--- start Listed records ---

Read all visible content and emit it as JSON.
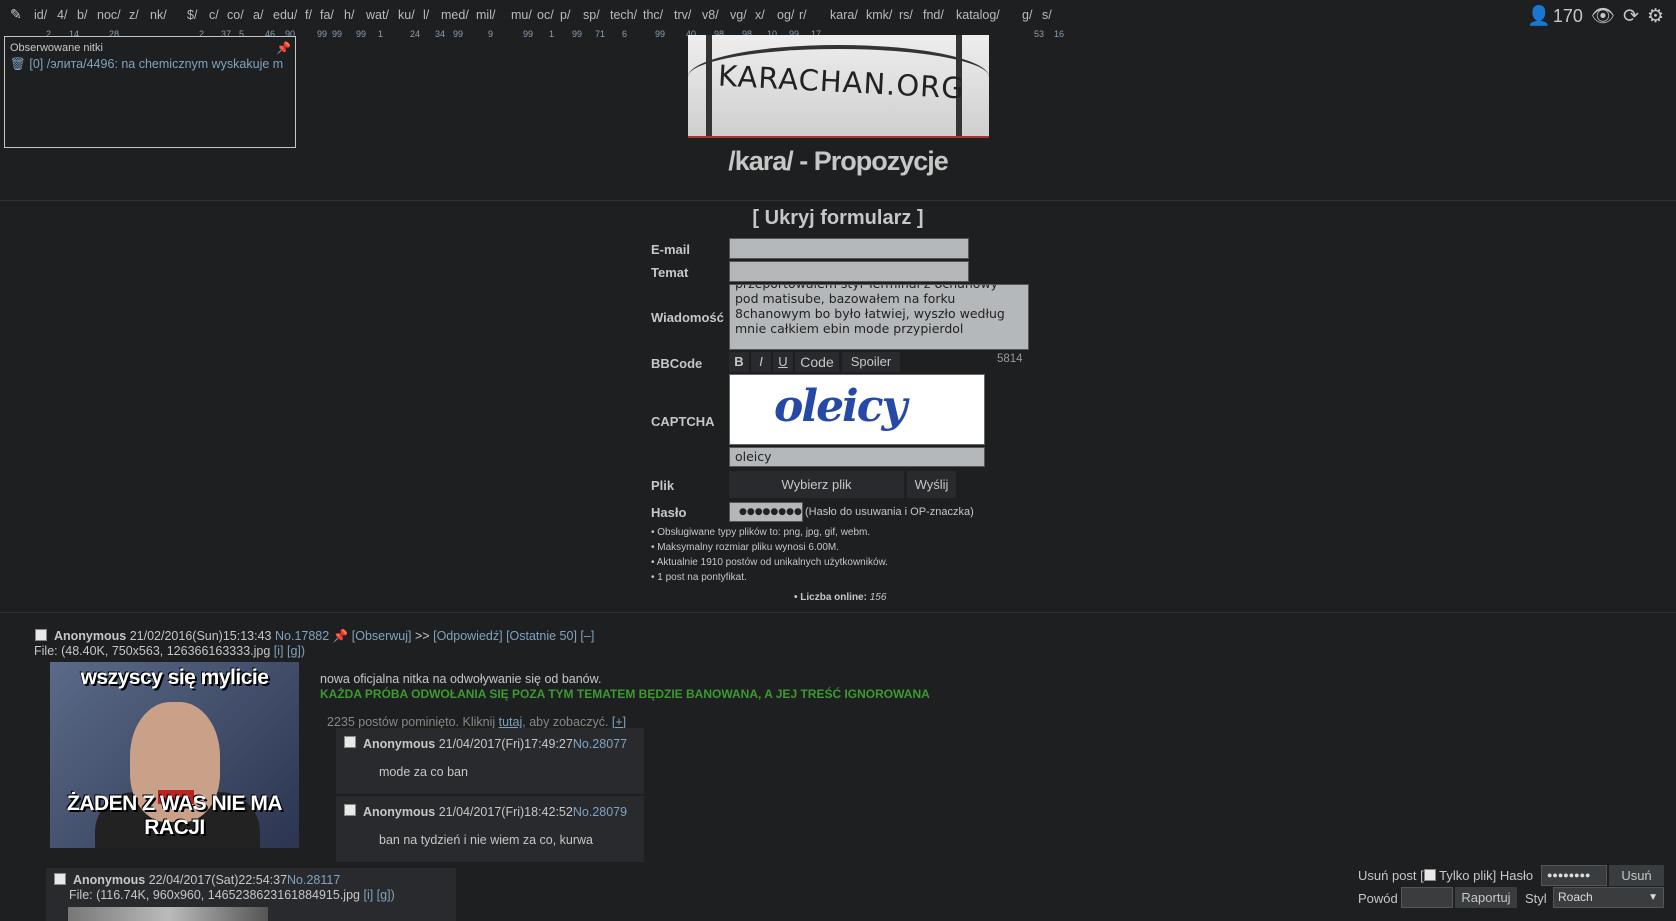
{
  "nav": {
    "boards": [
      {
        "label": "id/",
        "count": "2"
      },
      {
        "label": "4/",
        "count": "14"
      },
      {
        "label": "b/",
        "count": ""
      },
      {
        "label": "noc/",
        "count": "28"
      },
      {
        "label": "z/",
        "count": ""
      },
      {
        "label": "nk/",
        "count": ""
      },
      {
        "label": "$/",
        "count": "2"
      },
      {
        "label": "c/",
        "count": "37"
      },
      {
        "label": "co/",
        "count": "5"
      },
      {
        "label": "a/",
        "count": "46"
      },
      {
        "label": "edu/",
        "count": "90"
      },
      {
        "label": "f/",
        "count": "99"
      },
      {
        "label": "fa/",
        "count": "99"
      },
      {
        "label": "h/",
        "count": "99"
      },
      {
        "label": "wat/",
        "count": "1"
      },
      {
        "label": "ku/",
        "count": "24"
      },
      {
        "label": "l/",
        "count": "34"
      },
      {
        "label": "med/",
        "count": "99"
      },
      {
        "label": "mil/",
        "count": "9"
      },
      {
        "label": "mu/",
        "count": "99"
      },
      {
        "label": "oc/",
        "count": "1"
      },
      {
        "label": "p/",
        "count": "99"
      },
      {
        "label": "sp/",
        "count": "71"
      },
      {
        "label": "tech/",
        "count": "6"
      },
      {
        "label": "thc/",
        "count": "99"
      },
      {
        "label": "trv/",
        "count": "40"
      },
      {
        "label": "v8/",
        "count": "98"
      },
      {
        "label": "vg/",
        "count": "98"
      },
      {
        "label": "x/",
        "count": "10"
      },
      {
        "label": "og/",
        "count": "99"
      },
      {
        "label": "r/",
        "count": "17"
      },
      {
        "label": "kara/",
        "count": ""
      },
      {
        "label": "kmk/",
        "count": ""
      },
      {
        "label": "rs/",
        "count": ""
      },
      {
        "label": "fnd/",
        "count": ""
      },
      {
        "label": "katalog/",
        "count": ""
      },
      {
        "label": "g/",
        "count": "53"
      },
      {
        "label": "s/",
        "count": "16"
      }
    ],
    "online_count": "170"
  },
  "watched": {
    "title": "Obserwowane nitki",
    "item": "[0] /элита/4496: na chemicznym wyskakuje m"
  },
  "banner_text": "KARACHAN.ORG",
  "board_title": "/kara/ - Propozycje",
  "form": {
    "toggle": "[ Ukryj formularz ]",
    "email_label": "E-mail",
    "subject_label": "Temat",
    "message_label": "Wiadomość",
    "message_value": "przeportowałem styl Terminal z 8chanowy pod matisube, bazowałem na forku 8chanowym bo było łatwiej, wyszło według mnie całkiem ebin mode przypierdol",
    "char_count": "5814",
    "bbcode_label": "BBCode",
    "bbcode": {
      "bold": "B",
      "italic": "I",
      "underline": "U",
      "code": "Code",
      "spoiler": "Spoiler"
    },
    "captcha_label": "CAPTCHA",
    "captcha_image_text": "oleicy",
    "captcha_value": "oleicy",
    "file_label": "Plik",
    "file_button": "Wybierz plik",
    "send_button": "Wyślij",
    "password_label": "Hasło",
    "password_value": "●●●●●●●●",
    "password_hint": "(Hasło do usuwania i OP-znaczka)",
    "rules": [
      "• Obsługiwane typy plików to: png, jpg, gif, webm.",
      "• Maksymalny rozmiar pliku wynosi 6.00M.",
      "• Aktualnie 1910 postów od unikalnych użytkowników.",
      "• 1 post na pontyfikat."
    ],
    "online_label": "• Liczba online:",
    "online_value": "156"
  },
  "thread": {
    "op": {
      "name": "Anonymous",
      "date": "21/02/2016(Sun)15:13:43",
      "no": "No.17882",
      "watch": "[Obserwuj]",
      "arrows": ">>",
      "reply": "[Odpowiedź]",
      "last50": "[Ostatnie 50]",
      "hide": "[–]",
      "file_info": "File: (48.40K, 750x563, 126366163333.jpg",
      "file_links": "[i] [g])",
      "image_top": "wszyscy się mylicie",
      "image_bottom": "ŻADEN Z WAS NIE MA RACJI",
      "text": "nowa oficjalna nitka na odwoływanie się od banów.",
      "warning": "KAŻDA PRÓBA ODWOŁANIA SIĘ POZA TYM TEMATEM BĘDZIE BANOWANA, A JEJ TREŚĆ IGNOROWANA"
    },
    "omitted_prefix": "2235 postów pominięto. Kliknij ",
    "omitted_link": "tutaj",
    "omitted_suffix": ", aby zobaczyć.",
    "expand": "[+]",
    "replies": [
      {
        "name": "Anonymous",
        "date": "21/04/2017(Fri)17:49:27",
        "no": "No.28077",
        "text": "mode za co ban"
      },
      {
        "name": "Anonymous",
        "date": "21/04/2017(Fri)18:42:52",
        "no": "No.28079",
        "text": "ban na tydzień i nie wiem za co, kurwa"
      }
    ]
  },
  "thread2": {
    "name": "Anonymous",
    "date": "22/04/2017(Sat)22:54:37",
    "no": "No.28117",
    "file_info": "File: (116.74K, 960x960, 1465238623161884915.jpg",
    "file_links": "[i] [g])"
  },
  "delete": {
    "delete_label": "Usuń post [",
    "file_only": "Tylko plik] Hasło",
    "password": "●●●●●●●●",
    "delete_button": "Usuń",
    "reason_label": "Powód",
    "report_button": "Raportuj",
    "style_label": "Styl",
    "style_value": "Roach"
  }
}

--- end Listed records ---
--- start Listed records ---

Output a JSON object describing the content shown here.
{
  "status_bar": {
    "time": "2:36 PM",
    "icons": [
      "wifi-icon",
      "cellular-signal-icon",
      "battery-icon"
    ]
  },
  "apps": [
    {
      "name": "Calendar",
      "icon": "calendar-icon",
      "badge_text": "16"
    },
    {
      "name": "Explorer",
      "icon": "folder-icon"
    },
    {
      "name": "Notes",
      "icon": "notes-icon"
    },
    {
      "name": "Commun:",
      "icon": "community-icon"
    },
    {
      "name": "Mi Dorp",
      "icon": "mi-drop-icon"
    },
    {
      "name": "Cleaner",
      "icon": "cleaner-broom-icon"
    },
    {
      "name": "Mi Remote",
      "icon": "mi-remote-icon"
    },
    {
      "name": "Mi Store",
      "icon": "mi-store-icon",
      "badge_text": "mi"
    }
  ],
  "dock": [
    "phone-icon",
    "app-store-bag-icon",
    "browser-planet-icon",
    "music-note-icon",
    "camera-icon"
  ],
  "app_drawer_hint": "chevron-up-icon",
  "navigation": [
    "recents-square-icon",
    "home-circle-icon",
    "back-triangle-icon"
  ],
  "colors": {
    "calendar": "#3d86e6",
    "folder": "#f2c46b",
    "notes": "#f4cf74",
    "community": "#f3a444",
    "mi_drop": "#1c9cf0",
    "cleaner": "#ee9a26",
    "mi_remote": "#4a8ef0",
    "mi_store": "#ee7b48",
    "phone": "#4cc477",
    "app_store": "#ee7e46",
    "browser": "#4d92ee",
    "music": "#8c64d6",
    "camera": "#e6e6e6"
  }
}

--- end Listed records ---

**Task objective**
Tally up the lines holding the string "Hasło" in this listing, and report the total alone.

**Response to the exercise**
3